Supplied material:
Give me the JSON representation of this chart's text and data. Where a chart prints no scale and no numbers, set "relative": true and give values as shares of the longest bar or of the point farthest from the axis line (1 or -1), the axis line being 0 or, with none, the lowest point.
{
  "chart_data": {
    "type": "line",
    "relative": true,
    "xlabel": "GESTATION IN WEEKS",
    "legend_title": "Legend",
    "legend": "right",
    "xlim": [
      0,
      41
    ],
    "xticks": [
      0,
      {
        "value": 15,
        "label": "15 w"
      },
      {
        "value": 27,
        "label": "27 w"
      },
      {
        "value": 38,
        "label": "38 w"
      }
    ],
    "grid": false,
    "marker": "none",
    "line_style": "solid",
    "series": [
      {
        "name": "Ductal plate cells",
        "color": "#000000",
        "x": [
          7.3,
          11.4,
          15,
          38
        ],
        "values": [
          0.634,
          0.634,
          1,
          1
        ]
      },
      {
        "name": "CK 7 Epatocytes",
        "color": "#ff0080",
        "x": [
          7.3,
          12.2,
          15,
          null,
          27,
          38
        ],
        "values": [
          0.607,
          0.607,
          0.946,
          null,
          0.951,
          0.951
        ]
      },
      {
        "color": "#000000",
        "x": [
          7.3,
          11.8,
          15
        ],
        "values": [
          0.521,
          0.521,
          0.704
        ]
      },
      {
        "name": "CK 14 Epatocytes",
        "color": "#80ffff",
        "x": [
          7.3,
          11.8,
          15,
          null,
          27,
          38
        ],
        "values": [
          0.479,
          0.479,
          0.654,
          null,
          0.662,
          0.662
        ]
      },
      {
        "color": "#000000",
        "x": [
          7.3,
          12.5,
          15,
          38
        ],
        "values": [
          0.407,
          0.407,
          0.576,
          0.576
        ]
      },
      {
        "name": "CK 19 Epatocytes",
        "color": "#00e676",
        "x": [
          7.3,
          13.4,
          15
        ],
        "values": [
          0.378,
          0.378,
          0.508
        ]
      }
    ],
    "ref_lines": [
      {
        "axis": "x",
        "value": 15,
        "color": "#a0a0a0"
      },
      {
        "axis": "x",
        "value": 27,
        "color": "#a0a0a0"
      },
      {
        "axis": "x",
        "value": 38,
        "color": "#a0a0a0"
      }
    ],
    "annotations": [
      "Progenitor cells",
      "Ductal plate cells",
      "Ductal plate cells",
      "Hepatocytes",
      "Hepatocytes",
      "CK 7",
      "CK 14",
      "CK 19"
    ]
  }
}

What the task asks:
Each line above needs to be written out again exactly.

Solution to the problem:
Give me the JSON representation of this chart's text and data. Where a chart prints no scale and no numbers, set "relative": true and give values as shares of the longest bar or of the point farthest from the axis line (1 or -1), the axis line being 0 or, with none, the lowest point.
{
  "chart_data": {
    "type": "line",
    "relative": true,
    "xlabel": "GESTATION IN WEEKS",
    "legend_title": "Legend",
    "legend": "right",
    "xlim": [
      0,
      41
    ],
    "xticks": [
      0,
      {
        "value": 15,
        "label": "15 w"
      },
      {
        "value": 27,
        "label": "27 w"
      },
      {
        "value": 38,
        "label": "38 w"
      }
    ],
    "grid": false,
    "marker": "none",
    "line_style": "solid",
    "series": [
      {
        "name": "Ductal plate cells",
        "color": "#000000",
        "x": [
          7.3,
          11.4,
          15,
          38
        ],
        "values": [
          0.634,
          0.634,
          1,
          1
        ]
      },
      {
        "name": "CK 7 Epatocytes",
        "color": "#ff0080",
        "x": [
          7.3,
          12.2,
          15,
          null,
          27,
          38
        ],
        "values": [
          0.607,
          0.607,
          0.946,
          null,
          0.951,
          0.951
        ]
      },
      {
        "color": "#000000",
        "x": [
          7.3,
          11.8,
          15
        ],
        "values": [
          0.521,
          0.521,
          0.704
        ]
      },
      {
        "name": "CK 14 Epatocytes",
        "color": "#80ffff",
        "x": [
          7.3,
          11.8,
          15,
          null,
          27,
          38
        ],
        "values": [
          0.479,
          0.479,
          0.654,
          null,
          0.662,
          0.662
        ]
      },
      {
        "color": "#000000",
        "x": [
          7.3,
          12.5,
          15,
          38
        ],
        "values": [
          0.407,
          0.407,
          0.576,
          0.576
        ]
      },
      {
        "name": "CK 19 Epatocytes",
        "color": "#00e676",
        "x": [
          7.3,
          13.4,
          15
        ],
        "values": [
          0.378,
          0.378,
          0.508
        ]
      }
    ],
    "ref_lines": [
      {
        "axis": "x",
        "value": 15,
        "color": "#a0a0a0"
      },
      {
        "axis": "x",
        "value": 27,
        "color": "#a0a0a0"
      },
      {
        "axis": "x",
        "value": 38,
        "color": "#a0a0a0"
      }
    ],
    "annotations": [
      "Progenitor cells",
      "Ductal plate cells",
      "Ductal plate cells",
      "Hepatocytes",
      "Hepatocytes",
      "CK 7",
      "CK 14",
      "CK 19"
    ]
  }
}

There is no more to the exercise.